> _Instructions for the task_
From the listing, collect all lines containing the word "time".

> _Supplied records_
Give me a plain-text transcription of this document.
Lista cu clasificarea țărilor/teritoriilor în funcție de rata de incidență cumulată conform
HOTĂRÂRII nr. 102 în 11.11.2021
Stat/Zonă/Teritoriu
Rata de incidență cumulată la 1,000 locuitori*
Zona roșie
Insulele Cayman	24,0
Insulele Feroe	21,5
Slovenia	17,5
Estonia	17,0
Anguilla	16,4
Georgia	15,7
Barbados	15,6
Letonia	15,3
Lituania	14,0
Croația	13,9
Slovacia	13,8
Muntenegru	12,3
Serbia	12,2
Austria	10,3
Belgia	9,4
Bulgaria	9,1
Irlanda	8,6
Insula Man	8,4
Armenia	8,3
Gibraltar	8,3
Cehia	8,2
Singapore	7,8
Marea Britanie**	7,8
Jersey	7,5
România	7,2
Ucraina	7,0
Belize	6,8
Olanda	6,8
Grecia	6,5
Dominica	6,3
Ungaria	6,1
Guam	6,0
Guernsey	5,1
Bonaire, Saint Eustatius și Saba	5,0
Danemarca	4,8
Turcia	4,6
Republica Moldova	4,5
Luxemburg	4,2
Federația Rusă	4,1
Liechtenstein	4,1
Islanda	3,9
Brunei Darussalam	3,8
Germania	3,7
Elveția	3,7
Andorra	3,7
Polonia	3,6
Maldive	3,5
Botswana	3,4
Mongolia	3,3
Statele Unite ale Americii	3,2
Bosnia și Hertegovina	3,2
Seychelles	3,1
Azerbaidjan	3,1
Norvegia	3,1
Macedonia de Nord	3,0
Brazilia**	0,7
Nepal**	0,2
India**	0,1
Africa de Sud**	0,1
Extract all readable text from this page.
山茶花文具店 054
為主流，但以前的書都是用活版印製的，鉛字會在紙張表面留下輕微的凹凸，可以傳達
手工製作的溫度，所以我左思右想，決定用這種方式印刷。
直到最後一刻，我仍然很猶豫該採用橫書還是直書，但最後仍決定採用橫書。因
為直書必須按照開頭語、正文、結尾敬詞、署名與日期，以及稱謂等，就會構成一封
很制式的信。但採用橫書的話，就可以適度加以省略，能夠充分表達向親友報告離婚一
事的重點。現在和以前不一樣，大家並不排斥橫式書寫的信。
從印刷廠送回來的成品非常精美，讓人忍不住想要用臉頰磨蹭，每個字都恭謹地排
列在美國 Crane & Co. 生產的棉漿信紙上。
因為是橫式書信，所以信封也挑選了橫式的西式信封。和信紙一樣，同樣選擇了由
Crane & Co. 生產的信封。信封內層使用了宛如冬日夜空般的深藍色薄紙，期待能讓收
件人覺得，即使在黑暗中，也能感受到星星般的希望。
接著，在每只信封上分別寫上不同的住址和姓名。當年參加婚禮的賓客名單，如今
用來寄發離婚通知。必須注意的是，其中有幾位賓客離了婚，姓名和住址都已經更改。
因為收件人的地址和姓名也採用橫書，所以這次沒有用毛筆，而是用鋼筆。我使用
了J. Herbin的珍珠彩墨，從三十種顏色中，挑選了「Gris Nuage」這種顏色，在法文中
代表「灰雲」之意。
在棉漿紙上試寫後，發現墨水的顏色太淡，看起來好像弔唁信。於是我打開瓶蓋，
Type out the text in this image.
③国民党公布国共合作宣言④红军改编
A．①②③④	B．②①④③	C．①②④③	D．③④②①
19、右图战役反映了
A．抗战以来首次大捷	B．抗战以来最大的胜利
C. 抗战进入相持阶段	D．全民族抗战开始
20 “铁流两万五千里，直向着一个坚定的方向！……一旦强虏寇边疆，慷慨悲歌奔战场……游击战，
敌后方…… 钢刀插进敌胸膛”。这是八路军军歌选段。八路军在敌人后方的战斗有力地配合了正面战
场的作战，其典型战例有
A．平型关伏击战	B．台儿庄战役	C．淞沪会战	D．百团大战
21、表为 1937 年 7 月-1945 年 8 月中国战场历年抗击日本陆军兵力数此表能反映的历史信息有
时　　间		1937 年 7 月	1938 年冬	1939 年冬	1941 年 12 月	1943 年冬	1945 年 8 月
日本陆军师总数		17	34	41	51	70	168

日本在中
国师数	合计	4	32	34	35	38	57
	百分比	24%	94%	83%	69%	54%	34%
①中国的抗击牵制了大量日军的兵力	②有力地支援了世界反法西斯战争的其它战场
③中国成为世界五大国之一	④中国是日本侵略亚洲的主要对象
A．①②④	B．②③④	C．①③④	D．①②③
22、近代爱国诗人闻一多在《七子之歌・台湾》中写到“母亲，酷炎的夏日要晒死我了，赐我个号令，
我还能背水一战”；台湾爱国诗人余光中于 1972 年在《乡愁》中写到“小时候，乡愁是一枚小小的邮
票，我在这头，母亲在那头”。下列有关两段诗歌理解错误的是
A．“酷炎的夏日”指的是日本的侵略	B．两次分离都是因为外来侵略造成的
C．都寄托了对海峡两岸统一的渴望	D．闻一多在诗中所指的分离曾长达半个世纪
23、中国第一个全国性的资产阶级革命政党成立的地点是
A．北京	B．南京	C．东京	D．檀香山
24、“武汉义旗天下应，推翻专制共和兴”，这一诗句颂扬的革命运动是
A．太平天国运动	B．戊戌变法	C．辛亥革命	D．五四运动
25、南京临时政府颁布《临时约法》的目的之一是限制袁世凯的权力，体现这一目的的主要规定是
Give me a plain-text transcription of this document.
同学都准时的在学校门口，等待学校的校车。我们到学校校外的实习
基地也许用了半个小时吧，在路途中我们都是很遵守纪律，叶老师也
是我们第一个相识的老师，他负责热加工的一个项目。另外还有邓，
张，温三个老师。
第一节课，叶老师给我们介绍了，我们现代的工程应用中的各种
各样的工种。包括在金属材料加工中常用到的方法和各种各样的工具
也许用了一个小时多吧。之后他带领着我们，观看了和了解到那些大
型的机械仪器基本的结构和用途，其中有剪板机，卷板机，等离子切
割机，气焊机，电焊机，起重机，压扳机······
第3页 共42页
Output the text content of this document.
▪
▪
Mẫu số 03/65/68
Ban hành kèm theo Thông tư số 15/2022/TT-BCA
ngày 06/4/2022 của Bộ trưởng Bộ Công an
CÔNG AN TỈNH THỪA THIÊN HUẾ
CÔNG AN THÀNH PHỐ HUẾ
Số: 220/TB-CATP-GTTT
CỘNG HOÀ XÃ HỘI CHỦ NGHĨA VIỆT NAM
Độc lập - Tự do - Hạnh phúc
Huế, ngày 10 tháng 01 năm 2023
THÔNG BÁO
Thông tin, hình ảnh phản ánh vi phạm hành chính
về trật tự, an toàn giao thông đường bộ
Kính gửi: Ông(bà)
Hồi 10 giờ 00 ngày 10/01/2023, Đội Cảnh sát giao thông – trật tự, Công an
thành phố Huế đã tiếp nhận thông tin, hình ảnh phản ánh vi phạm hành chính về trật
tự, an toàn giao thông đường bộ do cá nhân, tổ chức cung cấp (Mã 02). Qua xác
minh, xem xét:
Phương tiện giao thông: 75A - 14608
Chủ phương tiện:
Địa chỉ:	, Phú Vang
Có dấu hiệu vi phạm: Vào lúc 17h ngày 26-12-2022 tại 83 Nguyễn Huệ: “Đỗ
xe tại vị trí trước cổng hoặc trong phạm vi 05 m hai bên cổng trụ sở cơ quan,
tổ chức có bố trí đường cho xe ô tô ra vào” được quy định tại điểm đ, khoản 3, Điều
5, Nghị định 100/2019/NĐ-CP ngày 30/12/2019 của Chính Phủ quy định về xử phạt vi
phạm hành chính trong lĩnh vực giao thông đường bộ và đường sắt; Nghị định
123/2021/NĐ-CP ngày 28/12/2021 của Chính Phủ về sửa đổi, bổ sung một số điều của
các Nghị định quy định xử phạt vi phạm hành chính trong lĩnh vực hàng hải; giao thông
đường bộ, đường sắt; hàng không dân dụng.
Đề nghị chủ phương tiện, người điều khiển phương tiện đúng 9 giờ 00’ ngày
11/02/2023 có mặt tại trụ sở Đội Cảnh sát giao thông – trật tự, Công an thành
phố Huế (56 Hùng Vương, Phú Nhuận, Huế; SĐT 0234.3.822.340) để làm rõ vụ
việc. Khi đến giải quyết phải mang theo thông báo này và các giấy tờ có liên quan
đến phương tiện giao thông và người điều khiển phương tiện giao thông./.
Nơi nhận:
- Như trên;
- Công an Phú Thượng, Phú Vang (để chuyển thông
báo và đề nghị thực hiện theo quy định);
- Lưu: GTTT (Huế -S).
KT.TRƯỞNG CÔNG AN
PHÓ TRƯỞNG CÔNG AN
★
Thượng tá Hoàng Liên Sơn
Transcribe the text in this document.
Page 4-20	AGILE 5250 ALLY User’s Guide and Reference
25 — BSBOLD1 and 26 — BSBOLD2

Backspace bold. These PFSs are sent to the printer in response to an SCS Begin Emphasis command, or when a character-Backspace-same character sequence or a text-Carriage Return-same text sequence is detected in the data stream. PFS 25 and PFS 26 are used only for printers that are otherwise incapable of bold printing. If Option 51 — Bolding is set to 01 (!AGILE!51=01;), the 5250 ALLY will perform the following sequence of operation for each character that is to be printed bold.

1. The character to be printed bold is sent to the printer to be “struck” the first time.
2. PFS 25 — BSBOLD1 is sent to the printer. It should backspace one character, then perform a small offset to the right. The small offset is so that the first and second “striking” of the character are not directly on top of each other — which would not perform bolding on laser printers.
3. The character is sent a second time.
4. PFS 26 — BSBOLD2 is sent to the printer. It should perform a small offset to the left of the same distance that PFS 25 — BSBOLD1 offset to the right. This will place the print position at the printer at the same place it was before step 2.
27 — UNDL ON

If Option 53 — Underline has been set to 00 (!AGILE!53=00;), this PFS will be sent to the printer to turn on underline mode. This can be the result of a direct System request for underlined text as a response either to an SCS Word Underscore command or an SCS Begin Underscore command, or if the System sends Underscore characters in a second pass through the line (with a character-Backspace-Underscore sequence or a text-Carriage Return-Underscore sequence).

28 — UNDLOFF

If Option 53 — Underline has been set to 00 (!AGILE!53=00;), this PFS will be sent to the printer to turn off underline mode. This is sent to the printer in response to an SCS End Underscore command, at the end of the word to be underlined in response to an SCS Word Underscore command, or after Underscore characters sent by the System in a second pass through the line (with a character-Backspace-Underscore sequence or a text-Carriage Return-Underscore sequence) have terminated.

> _Reply to the exercise_
1. The character to be printed bold is sent to the printer to be “struck” the first time.
3. The character is sent a second time.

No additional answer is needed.